ЗАДАНИЕ 1:
Ответьте по тексту о спектакле по пьесе Чехова на три вопроса:
(a) Какую улицу упоминает автор, говоря о переезде в Москву в начале века?
(b) Во что одеты оркестр и певица, дающие концерт для начальства?
(c) Какой чеховский акт иронически подменяет красный кумачовый всполох поднятого стяга?
ЗАДАНИЕ 2: Продолжите текст о спектакле по пьесе Чехова, начав сразу после его последнего предложения.

Важнейшая в пьесе тема активной, запечатленной в будущих поколениях жизни, символом которой для чеховских героев была Москва, режиссером транспонирована в ироническом ключе. «В Москву! В Москву!» - этот девиз трех сестер, что в начале века был только условной фигурой речи и мысли, (сесть в поезд, уехать, и даже поселиться на той же Старо-Басманной улице составляло проблему только личной воли), в условиях великодержавной зоны стал лозунгом советского рая, или, как минимум, всесоюзных Елисейских полей. «Черта оседлости» для всех, а для многих просто тюрьма - среда обитания; столица нашей родины и кремлевские звезды - ориентиры полуфантастического маршрута, не данные нам в наших ощущениях, но сооружаемые как типовая декорация повсеместно, даже в лагере для зэков. В спектакле красный кумачовый всполох поднятого стяга - задника, покрывающего ступенчатую трибуну, на фоне которого оркестр и певица в ушанках дают концерт для начальства, имитирует такую парадную бутафорию. В то же время это ироническая подмена чеховского акта пожара, повернувшего сестер к чужой беде, а их дом-ковчег - к распаду. Песня-гимн, слившая в «едином порыве» артистов-невольников и ревизующее начальство, - аккомпанемент
Рго настоящее
этого мероприятия по воспламенению верноподданнических эмоций.

ПРЕДОСТАВЛЕННЫЕ ДАННЫЕ:

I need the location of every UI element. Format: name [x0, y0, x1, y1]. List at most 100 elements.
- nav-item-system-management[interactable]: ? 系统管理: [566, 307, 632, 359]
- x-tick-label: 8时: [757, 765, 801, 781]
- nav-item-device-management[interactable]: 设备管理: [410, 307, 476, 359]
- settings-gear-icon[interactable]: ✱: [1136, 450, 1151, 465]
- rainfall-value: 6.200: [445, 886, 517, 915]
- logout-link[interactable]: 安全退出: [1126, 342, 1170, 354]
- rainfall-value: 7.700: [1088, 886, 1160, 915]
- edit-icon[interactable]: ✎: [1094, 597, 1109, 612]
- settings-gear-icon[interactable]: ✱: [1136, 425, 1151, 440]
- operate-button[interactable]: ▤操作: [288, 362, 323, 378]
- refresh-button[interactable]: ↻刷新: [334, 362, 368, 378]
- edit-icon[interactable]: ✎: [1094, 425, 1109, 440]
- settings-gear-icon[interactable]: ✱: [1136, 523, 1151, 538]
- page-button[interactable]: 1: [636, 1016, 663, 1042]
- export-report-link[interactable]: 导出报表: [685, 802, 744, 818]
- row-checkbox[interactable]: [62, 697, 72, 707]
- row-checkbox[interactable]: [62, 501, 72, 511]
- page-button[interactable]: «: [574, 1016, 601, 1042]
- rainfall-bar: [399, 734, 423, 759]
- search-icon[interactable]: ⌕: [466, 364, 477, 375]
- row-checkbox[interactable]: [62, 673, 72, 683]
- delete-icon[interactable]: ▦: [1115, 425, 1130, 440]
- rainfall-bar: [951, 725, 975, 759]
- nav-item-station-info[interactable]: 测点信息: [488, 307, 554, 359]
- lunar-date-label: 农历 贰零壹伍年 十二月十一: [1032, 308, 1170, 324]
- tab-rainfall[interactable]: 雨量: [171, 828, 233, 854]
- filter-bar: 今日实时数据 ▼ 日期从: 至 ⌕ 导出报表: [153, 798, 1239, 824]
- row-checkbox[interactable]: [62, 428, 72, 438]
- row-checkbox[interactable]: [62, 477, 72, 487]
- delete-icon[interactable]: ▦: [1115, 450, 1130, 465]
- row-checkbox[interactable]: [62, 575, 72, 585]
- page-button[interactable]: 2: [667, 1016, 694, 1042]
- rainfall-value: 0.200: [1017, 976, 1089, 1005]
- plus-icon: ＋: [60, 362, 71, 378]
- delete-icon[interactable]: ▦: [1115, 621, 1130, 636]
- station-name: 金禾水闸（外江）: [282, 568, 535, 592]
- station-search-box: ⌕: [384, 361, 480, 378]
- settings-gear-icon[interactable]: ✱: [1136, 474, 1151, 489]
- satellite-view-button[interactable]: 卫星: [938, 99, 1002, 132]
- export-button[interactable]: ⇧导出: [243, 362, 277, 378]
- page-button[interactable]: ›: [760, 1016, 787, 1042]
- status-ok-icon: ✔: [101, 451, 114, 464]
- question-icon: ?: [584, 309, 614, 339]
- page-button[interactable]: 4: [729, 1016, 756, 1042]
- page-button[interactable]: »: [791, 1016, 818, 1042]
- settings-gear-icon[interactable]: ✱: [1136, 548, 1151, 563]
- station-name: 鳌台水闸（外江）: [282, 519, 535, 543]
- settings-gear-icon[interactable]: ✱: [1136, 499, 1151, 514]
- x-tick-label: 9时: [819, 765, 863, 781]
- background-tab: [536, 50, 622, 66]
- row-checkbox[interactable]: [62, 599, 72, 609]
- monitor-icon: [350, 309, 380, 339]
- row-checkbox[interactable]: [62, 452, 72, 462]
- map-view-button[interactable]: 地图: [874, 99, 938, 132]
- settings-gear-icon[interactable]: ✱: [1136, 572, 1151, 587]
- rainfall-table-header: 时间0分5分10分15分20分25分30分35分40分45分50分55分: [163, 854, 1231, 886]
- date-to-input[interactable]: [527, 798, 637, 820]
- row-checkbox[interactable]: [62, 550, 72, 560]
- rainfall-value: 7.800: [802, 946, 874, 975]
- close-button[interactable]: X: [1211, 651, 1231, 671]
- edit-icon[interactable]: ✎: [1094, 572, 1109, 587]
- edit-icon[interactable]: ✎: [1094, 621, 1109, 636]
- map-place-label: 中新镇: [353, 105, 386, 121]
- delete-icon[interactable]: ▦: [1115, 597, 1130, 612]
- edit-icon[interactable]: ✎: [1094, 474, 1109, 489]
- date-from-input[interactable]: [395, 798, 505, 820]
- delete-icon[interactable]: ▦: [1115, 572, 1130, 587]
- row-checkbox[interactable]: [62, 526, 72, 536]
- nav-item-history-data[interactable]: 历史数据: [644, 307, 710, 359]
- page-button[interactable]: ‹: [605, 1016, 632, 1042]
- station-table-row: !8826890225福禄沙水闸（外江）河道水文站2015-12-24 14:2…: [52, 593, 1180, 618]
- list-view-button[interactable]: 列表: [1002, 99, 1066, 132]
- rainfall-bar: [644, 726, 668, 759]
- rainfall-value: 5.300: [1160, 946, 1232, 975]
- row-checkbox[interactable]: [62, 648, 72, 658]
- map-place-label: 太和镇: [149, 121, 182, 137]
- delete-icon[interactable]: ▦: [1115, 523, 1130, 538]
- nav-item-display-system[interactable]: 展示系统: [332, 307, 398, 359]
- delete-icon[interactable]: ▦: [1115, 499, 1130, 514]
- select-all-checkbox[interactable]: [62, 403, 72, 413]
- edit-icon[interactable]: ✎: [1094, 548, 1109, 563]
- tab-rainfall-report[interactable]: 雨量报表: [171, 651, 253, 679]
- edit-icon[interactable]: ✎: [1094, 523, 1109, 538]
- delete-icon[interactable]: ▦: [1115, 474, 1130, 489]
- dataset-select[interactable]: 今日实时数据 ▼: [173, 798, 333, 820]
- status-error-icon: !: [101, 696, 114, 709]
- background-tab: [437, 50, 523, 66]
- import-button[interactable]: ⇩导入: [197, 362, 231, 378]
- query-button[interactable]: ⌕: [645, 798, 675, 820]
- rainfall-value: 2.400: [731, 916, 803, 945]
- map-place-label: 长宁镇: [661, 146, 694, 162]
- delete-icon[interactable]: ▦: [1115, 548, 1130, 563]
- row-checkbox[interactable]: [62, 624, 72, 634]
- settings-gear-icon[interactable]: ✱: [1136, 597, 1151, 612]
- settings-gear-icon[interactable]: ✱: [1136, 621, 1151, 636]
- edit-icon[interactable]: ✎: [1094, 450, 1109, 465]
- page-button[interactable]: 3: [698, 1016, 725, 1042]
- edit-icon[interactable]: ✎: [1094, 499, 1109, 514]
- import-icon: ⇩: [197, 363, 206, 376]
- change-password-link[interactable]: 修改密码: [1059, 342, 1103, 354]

ОТВЕТ 1:
(a) Автор упоминает Старо-Басманную улицу.
(b) Оркестр и певица одеты в ушанки.
(c) Всполох подменяет чеховский акт пожара.

ОТВЕТ 2:
Режиссер показал, как легко манипулировать ностальгическими комплексами, передающимися из поколения в поколение. В середину спектакля между двумя «советскими» актами вмонтирован второй акт «чеховского» стиля: с белой скатертью, с длинными платьями женщин, с классическими объяснениями в любви на фоне камерного музицирования и силуэта рождественской елки. Но именно в идиллической атмосфере «старинной» жизни - корни трагической развязки третьего акта: неудавшееся Соленому объяснение в любви, а, значит соперника он, как и обещал, «подстрелит, как вальдшнепа». Какая разница, самому стрелять в подслеповатого немца на дуэли или послать расстрельную команду. И трусца Вершинина, убегающего от любимой Маши, тоже начинается здесь.
Дореволюционная Россия, «Россия, которую мы потеряли» и которую долго вспоминали как изысканную, хоть и устаревшую декорацию (впрочем, никогда не выходившую из моды), у Антона Павловича Чехова не вызывала никакого умиления. Природное оскудение, нецивилизованный быт подавляющей массы населения, грубость и жестокость нравов, национальная и религиозная нетерпимость, социальные нерешенные проблемы и готовность к человеческим потерям - это не из краеведческого кондуита доктора Астрова, но из художественной прозы доктора Чехова -от «Степи» до «Острова Сахалина». И если «Мужики» или «В овраге» рисуют тьму и бесперспективность жизни изнутри крестьянского быта, на уровне губительно изживаемого инстинкта, то чеховские драмы погружают нас в культурный, просвещенный слой общества, призванный перспективы вырабатывать, так сказать, духовно производить. Вульгарно-социологическая советская критика обвиняла чеховских интеллигентов как раз в том, что они оказались не на уровне этой задачи, и, значит, вне пути нового общества-химеры, созданного большевиками. Театральная практика 1930-1940-х годов стремилась эту вину, утвержденную государственной идеологией,
смягчить элегической интонацией, ореолом старой культуры, как бы изначально отделившей рафинированную среду от остального мира.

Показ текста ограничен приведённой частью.